Wherever the word "Record" shows up in a line, please copy that line.

#####

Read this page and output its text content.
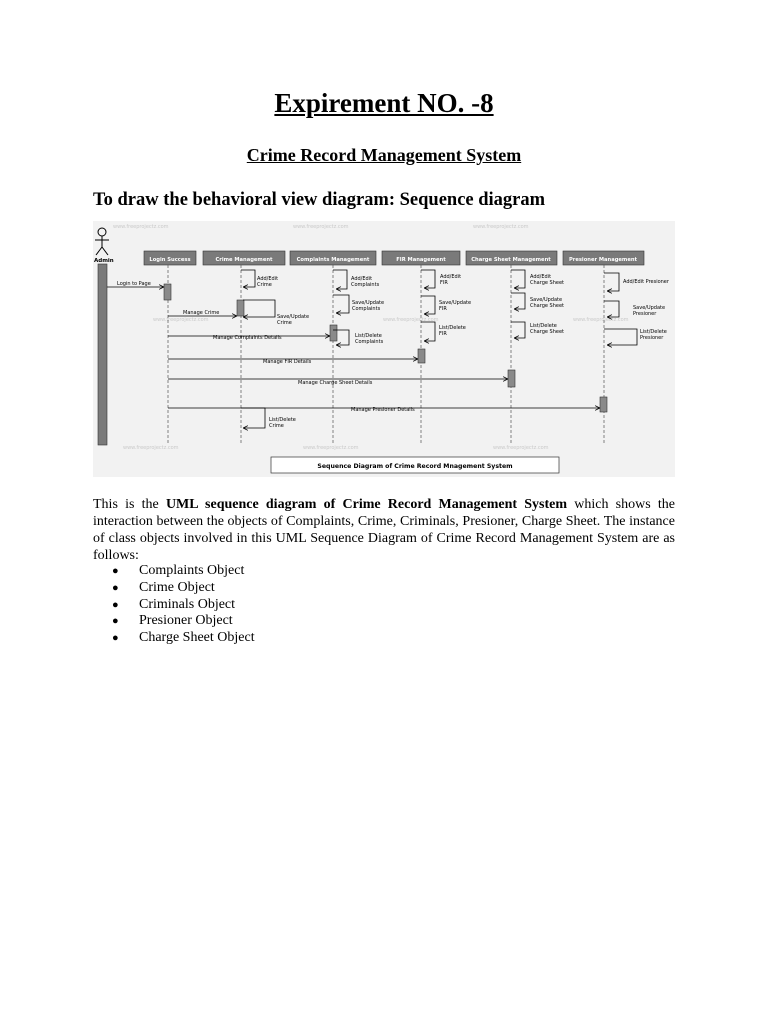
Expirement NO. -8
Crime Record Management System
To draw the behavioral view diagram: Sequence diagram
www.freeprojectz.com	www.freeprojectz.com	www.freeprojectz.com
www.freeprojectz.com	www.freeprojectz.com	www.freeprojectz.com
www.freeprojectz.com	www.freeprojectz.com	www.freeprojectz.com
Admin	Login Success	Crime Management	Complaints Management	FIR Management	Charge Sheet Management	Presioner Management
Login to Page
Manage Crime
Manage Complaints Details
Manage FIR Details
Manage Charge Sheet Details
Manage Presioner Details
Add/Edit
Crime
Save/Update
Crime
List/Delete
Crime
Add/Edit
Complaints
Save/Update
Complaints
List/Delete
Complaints
Add/Edit
FIR
Save/Update
FIR
List/Delete
FIR
Add/Edit
Charge Sheet
Save/Update
Charge Sheet
List/Delete
Charge Sheet
Add/Edit Presioner
Save/Update
Presioner
List/Delete
Presioner
Sequence Diagram of Crime Record Mnagement System
This is the UML sequence diagram of Crime Record Management System which shows the interaction between the objects of Complaints, Crime, Criminals, Presioner, Charge Sheet. The instance of class objects involved in this UML Sequence Diagram of Crime Record Management System are as follows:
● Complaints Object
● Crime Object
● Criminals Object
● Presioner Object
● Charge Sheet Object
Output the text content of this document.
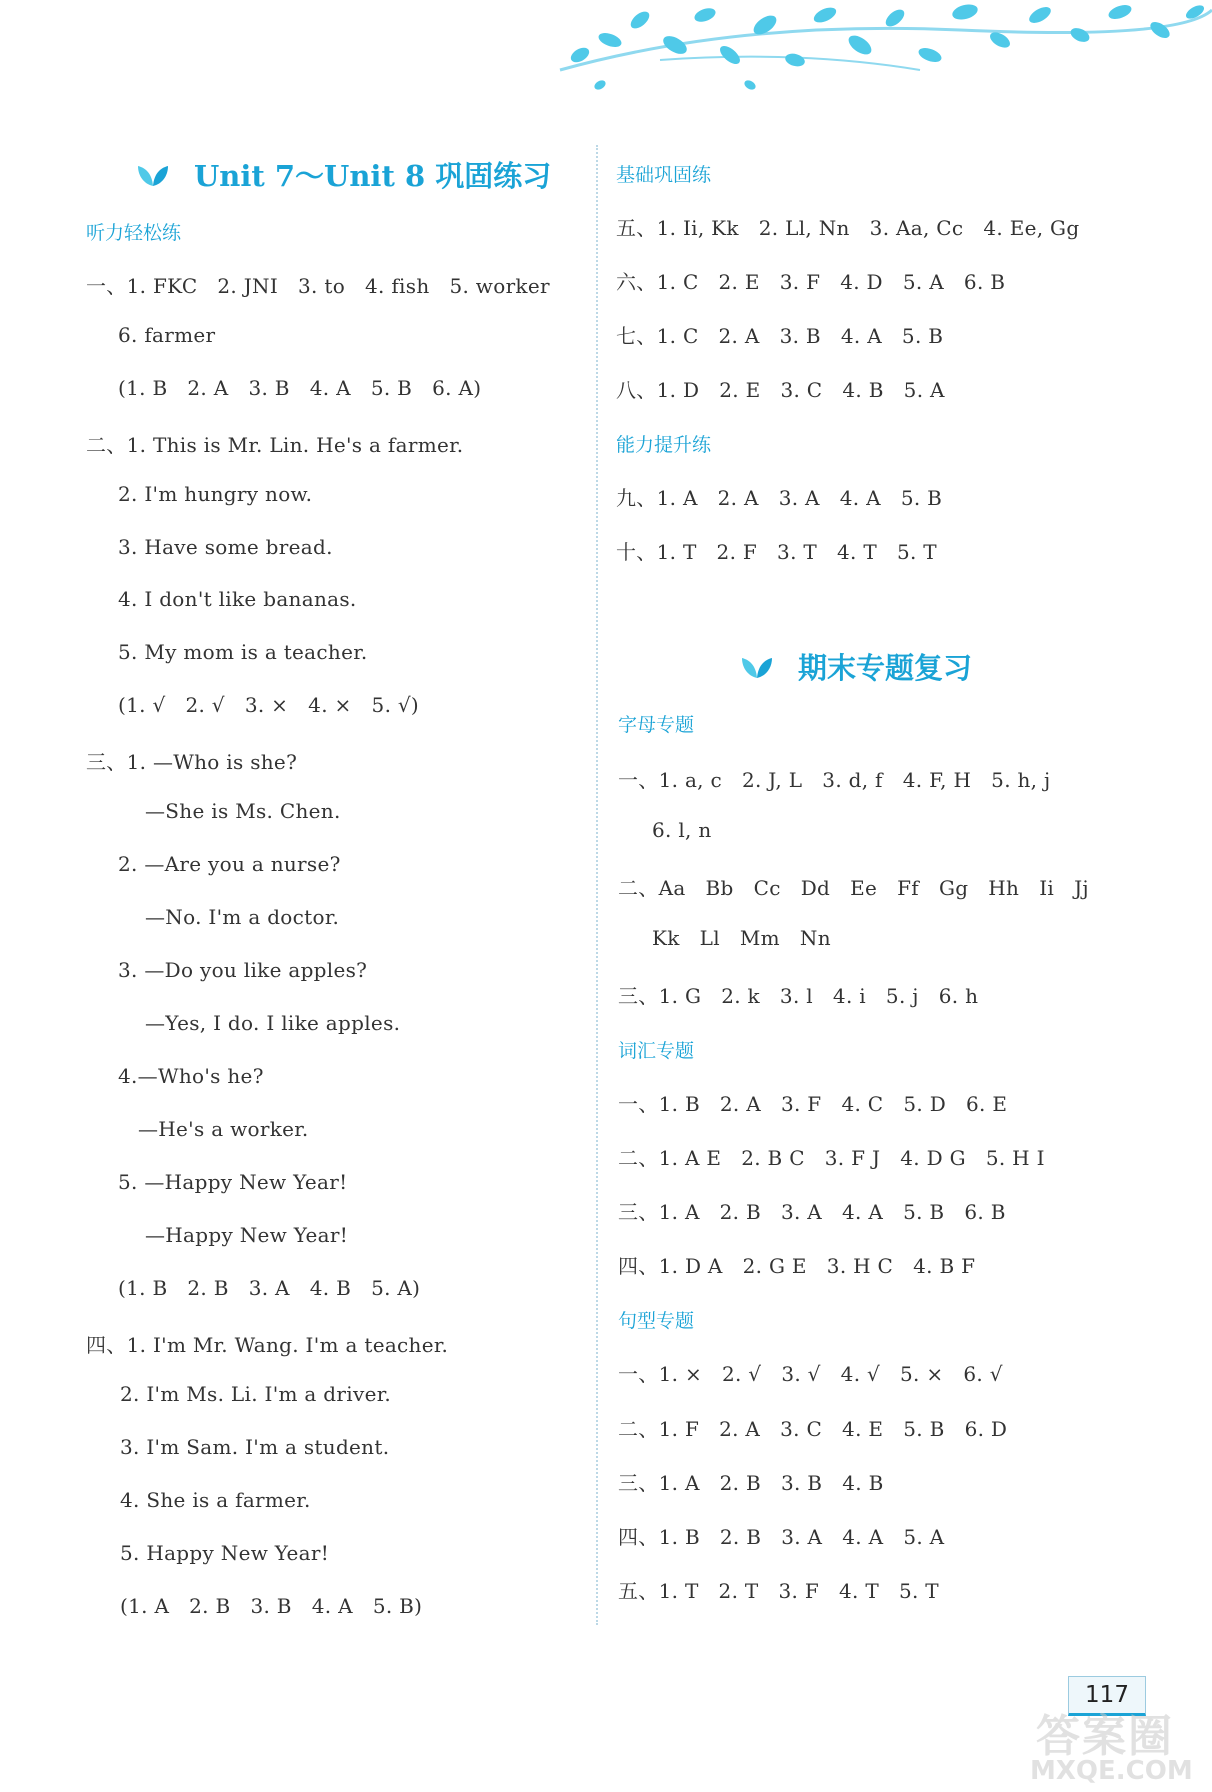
Unit 7～Unit 8 巩固练习
听力轻松练
一、1. FKC   2. JNI   3. to   4. fish   5. worker
6. farmer
(1. B   2. A   3. B   4. A   5. B   6. A)
二、1. This is Mr. Lin. He's a farmer.
2. I'm hungry now.
3. Have some bread.
4. I don't like bananas.
5. My mom is a teacher.
(1. √   2. √   3. ×   4. ×   5. √)
三、1. —Who is she?
—She is Ms. Chen.
2. —Are you a nurse?
—No. I'm a doctor.
3. —Do you like apples?
—Yes, I do. I like apples.
4.—Who's he?
—He's a worker.
5. —Happy New Year!
—Happy New Year!
(1. B   2. B   3. A   4. B   5. A)
四、1. I'm Mr. Wang. I'm a teacher.
2. I'm Ms. Li. I'm a driver.
3. I'm Sam. I'm a student.
4. She is a farmer.
5. Happy New Year!
(1. A   2. B   3. B   4. A   5. B)
基础巩固练
五、1. Ii, Kk   2. Ll, Nn   3. Aa, Cc   4. Ee, Gg
六、1. C   2. E   3. F   4. D   5. A   6. B
七、1. C   2. A   3. B   4. A   5. B
八、1. D   2. E   3. C   4. B   5. A
能力提升练
九、1. A   2. A   3. A   4. A   5. B
十、1. T   2. F   3. T   4. T   5. T
期末专题复习
字母专题
一、1. a, c   2. J, L   3. d, f   4. F, H   5. h, j
6. l, n
二、Aa   Bb   Cc   Dd   Ee   Ff   Gg   Hh   Ii   Jj
Kk   Ll   Mm   Nn
三、1. G   2. k   3. l   4. i   5. j   6. h
词汇专题
一、1. B   2. A   3. F   4. C   5. D   6. E
二、1. A E   2. B C   3. F J   4. D G   5. H I
三、1. A   2. B   3. A   4. A   5. B   6. B
四、1. D A   2. G E   3. H C   4. B F
句型专题
一、1. ×   2. √   3. √   4. √   5. ×   6. √
二、1. F   2. A   3. C   4. E   5. B   6. D
三、1. A   2. B   3. B   4. B
四、1. B   2. B   3. A   4. A   5. A
五、1. T   2. T   3. F   4. T   5. T
117
答案圈
MXQE.COM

#####

■ **ANSWER FOR THE TASK**:
Crime Record Management System
Sequence Diagram of Crime Record Mnagement System
This is the UML sequence diagram of Crime Record Management System which shows the interaction between the objects of Complaints, Crime, Criminals, Presioner, Charge Sheet. The instance of class objects involved in this UML Sequence Diagram of Crime Record Management System are as follows:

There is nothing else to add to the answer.